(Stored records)
★ ★ ★
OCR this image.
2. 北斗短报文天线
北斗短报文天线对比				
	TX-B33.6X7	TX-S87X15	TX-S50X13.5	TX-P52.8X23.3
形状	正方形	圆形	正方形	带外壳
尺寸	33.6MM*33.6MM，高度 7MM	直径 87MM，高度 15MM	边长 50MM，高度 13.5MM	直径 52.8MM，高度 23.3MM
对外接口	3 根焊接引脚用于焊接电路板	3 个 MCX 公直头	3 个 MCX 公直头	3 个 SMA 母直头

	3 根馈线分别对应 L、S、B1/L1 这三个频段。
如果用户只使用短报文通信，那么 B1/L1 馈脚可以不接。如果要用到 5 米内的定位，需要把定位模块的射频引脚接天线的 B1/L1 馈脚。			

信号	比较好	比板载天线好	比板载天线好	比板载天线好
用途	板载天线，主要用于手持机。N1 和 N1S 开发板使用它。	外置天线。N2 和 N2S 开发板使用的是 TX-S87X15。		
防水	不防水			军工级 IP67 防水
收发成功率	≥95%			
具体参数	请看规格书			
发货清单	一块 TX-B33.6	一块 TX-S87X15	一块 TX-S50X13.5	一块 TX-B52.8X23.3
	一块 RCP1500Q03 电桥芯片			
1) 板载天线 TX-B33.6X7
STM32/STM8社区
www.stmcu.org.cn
★ ★ ★
Repeat the material above in full, keeping every word.

» REPLY TO THE TASK:
OCR this image.
2. 北斗短报文天线
北斗短报文天线对比				
	TX-B33.6X7	TX-S87X15	TX-S50X13.5	TX-P52.8X23.3
形状	正方形	圆形	正方形	带外壳
尺寸	33.6MM*33.6MM，高度 7MM	直径 87MM，高度 15MM	边长 50MM，高度 13.5MM	直径 52.8MM，高度 23.3MM
对外接口	3 根焊接引脚用于焊接电路板	3 个 MCX 公直头	3 个 MCX 公直头	3 个 SMA 母直头

	3 根馈线分别对应 L、S、B1/L1 这三个频段。
如果用户只使用短报文通信，那么 B1/L1 馈脚可以不接。如果要用到 5 米内的定位，需要把定位模块的射频引脚接天线的 B1/L1 馈脚。			

信号	比较好	比板载天线好	比板载天线好	比板载天线好
用途	板载天线，主要用于手持机。N1 和 N1S 开发板使用它。	外置天线。N2 和 N2S 开发板使用的是 TX-S87X15。		
防水	不防水			军工级 IP67 防水
收发成功率	≥95%			
具体参数	请看规格书			
发货清单	一块 TX-B33.6	一块 TX-S87X15	一块 TX-S50X13.5	一块 TX-B52.8X23.3
	一块 RCP1500Q03 电桥芯片			
1) 板载天线 TX-B33.6X7
STM32/STM8社区
www.stmcu.org.cn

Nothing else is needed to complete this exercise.